◆ WHAT TO PRODUCE ◆
Within this material, how many lines have the string "color" in them? The answer is a number, with nothing added.

◆ DATASET RECORDS ◆
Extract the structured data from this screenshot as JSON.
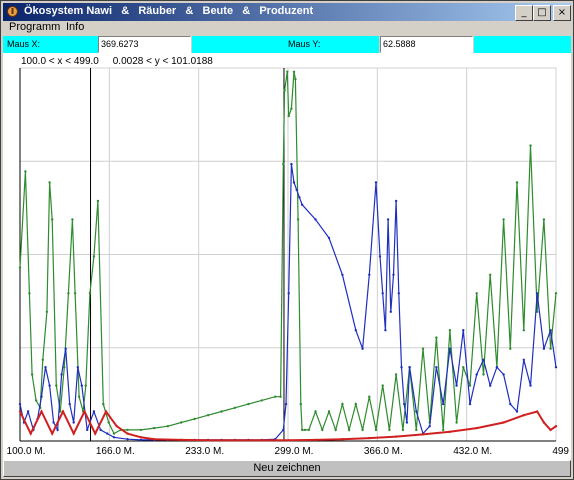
{
  "window": {
    "title": "Ökosystem Nawi   &   Räuber   &   Beute   &   Produzent",
    "controls": {
      "minimize": "_",
      "maximize": "□",
      "close": "×"
    }
  },
  "menu": {
    "items": [
      "Programm",
      "Info"
    ]
  },
  "coords": {
    "x_label": "Maus X:",
    "x_value": "369.6273",
    "y_label": "Maus Y:",
    "y_value": "62.5888",
    "accent": "#00ffff"
  },
  "plot": {
    "range_text": "100.0 < x < 499.0     0.0028 < y < 101.0188"
  },
  "chart_data": {
    "type": "line",
    "xlim": [
      100.0,
      499.0
    ],
    "ylim": [
      0.0028,
      101.0188
    ],
    "x_ticks": [
      "100.0 M.",
      "166.0 M.",
      "233.0 M.",
      "299.0 M.",
      "366.0 M.",
      "432.0 M.",
      "499"
    ],
    "grid": true,
    "markers": [
      {
        "x": 152.5,
        "color": "#000000"
      },
      {
        "x": 296.5,
        "color": "#000000"
      }
    ],
    "series": [
      {
        "color": "#2e8b2e",
        "x": [
          100,
          104,
          107,
          109,
          112,
          115,
          117,
          120,
          122,
          124,
          127,
          130,
          133,
          136,
          139,
          141,
          144,
          147,
          149,
          152,
          155,
          158,
          162,
          166,
          170,
          175,
          180,
          190,
          200,
          210,
          220,
          230,
          240,
          250,
          260,
          270,
          280,
          290,
          294,
          296,
          297,
          299,
          300,
          302,
          304,
          305,
          307,
          309,
          310,
          312,
          315,
          320,
          325,
          330,
          335,
          340,
          345,
          350,
          355,
          360,
          365,
          370,
          375,
          380,
          385,
          390,
          395,
          400,
          405,
          410,
          415,
          420,
          425,
          430,
          435,
          440,
          445,
          450,
          455,
          460,
          465,
          470,
          475,
          480,
          485,
          490,
          495,
          499
        ],
        "y": [
          47,
          73,
          40,
          18,
          11,
          9,
          22,
          35,
          70,
          60,
          15,
          8,
          20,
          40,
          60,
          40,
          12,
          8,
          15,
          40,
          50,
          65,
          10,
          5,
          2,
          3,
          3,
          3,
          3.5,
          4,
          5,
          6,
          7,
          8,
          9,
          10,
          11,
          12,
          12,
          75,
          95,
          100,
          88,
          90,
          100,
          98,
          60,
          10,
          3,
          3,
          3,
          8,
          3,
          8,
          3,
          10,
          3,
          10,
          3,
          12,
          3,
          15,
          3,
          18,
          3,
          20,
          3,
          25,
          5,
          28,
          3,
          30,
          5,
          20,
          15,
          40,
          18,
          45,
          20,
          60,
          25,
          70,
          30,
          80,
          35,
          60,
          25,
          40
        ]
      },
      {
        "color": "#1f2fbf",
        "x": [
          100,
          103,
          106,
          110,
          113,
          116,
          119,
          122,
          125,
          128,
          131,
          134,
          137,
          140,
          143,
          146,
          150,
          155,
          160,
          165,
          170,
          180,
          190,
          200,
          210,
          220,
          230,
          240,
          250,
          260,
          270,
          280,
          290,
          296,
          298,
          300,
          302,
          304,
          306,
          308,
          310,
          320,
          330,
          340,
          350,
          355,
          360,
          365,
          368,
          370,
          372,
          374,
          376,
          378,
          380,
          382,
          384,
          386,
          388,
          390,
          395,
          400,
          405,
          410,
          415,
          420,
          425,
          430,
          435,
          440,
          445,
          450,
          455,
          460,
          465,
          470,
          475,
          480,
          485,
          490,
          495,
          499
        ],
        "y": [
          10,
          5,
          8,
          3,
          6,
          12,
          20,
          15,
          5,
          3,
          18,
          25,
          10,
          5,
          20,
          15,
          3,
          8,
          3,
          2,
          1,
          0.5,
          0.3,
          0.3,
          0.3,
          0.3,
          0.3,
          0.3,
          0.3,
          0.3,
          0.3,
          0.3,
          0.5,
          3,
          10,
          40,
          75,
          70,
          68,
          66,
          64,
          60,
          55,
          45,
          30,
          25,
          45,
          70,
          50,
          40,
          30,
          60,
          35,
          45,
          65,
          40,
          20,
          10,
          5,
          20,
          8,
          2,
          4,
          20,
          10,
          25,
          15,
          30,
          10,
          18,
          22,
          15,
          20,
          18,
          10,
          8,
          22,
          15,
          40,
          25,
          30,
          20
        ]
      },
      {
        "color": "#d02020",
        "x": [
          100,
          108,
          116,
          124,
          132,
          140,
          148,
          156,
          164,
          172,
          180,
          190,
          200,
          220,
          240,
          260,
          280,
          300,
          320,
          340,
          360,
          380,
          400,
          420,
          440,
          460,
          475,
          485,
          490,
          495,
          499
        ],
        "y": [
          8,
          2,
          8,
          2,
          8,
          2,
          8,
          2,
          8,
          4,
          2,
          1,
          0.5,
          0.3,
          0.2,
          0.2,
          0.2,
          0.2,
          0.3,
          0.5,
          0.8,
          1.2,
          1.8,
          2.5,
          3.5,
          5,
          7,
          8,
          5,
          3,
          4
        ]
      }
    ]
  },
  "button": {
    "label": "Neu zeichnen"
  }
}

◆ TASK ANSWER ◆
5